What this task involves » Copy out every line that contains the word "dira".

Source records »
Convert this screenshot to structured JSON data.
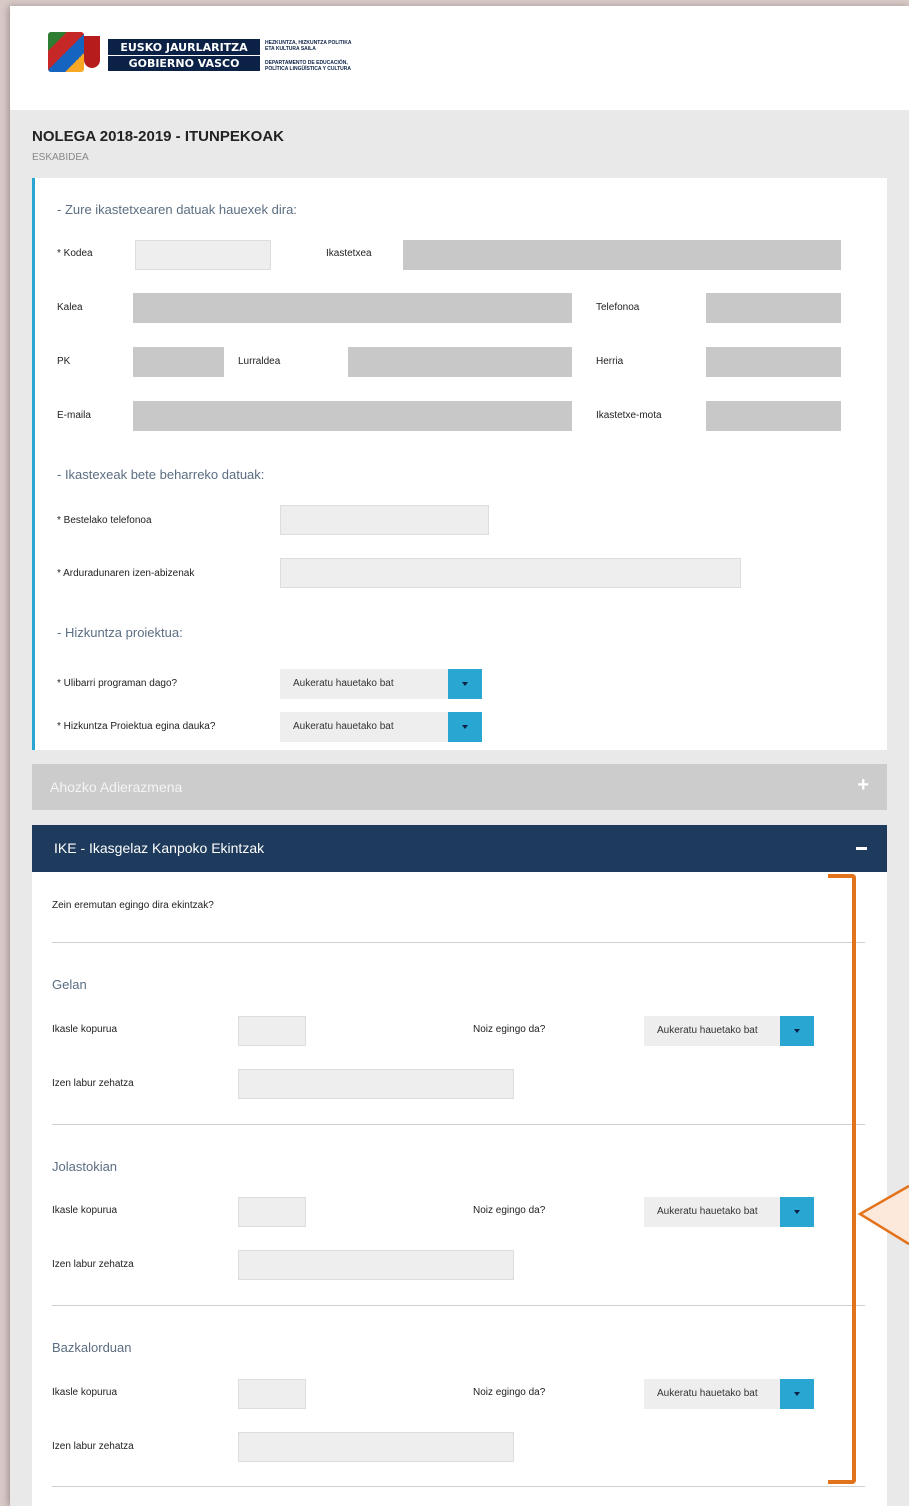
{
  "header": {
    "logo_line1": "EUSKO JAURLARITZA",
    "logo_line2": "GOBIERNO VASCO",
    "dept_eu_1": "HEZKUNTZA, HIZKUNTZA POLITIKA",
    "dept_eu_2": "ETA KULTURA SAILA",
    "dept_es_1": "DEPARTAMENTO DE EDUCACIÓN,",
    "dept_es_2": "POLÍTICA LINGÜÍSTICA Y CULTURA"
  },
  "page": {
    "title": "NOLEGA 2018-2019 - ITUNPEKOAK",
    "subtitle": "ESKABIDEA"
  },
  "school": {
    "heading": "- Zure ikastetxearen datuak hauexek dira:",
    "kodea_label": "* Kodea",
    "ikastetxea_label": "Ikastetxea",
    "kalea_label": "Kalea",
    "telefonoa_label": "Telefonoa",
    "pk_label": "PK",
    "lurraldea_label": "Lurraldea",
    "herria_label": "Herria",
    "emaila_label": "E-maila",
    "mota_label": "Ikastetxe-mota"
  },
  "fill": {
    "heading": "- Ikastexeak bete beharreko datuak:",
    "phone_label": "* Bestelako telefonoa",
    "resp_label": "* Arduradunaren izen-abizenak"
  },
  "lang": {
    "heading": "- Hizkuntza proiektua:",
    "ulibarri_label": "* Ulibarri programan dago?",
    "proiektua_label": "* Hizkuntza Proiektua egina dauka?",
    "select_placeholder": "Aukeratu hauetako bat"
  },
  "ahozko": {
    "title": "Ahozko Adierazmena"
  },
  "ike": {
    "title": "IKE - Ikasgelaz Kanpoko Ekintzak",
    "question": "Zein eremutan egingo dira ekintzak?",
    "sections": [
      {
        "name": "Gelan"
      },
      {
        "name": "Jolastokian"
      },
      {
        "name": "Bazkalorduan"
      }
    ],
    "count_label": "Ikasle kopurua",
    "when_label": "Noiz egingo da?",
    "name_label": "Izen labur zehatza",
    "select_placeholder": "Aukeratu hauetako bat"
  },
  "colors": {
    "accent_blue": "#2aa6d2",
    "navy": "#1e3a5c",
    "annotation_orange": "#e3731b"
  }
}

---

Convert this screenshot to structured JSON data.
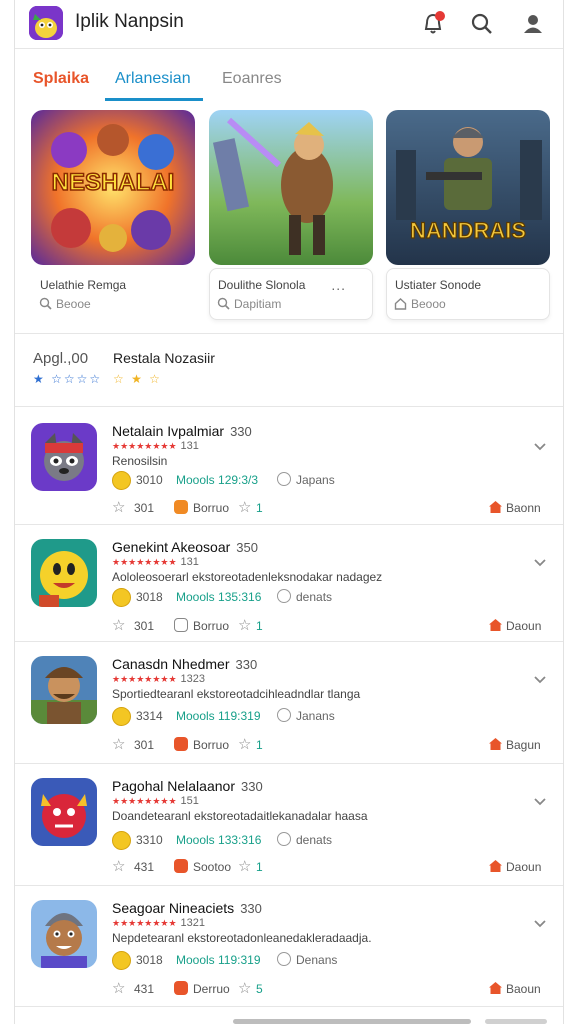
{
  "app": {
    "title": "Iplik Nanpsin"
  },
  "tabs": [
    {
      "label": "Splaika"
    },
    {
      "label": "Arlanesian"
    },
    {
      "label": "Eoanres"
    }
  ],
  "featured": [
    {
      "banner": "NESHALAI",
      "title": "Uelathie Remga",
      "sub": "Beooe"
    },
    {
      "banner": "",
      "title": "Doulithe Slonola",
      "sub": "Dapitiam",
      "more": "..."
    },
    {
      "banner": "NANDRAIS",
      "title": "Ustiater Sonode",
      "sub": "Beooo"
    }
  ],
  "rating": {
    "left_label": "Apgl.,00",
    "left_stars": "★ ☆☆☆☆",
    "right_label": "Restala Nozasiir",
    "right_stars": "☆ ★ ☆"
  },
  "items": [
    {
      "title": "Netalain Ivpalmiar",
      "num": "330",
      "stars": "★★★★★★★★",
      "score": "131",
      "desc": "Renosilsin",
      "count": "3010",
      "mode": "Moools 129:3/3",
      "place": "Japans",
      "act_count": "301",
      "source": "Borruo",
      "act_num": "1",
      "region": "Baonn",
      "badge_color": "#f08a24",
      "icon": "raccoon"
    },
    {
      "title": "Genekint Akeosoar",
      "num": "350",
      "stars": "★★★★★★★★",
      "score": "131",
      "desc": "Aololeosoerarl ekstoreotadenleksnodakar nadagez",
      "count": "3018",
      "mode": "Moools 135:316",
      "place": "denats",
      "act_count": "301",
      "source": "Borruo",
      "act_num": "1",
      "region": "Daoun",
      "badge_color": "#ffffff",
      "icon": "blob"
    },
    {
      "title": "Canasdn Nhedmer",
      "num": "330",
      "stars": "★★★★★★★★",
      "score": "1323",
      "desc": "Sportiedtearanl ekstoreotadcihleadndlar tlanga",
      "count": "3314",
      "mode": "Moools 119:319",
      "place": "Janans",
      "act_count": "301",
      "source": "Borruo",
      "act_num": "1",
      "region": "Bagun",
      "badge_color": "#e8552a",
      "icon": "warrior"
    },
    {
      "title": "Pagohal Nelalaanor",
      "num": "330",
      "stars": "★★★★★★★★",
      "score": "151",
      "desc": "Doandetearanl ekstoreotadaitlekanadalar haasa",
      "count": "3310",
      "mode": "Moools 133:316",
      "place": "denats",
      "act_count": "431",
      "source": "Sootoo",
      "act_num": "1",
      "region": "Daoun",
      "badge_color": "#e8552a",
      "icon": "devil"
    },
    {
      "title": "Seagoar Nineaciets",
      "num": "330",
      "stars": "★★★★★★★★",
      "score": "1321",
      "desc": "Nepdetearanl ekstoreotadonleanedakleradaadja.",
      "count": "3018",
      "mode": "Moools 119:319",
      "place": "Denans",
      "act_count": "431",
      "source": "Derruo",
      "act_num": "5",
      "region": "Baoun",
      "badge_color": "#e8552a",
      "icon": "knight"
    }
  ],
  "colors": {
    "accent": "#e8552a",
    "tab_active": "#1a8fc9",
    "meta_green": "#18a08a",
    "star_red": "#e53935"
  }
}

Finished exercise »
    "heading": "- Zure ikastetxearen datuak hauexek dira:",
    "question": "Zein eremutan egingo dira ekintzak?",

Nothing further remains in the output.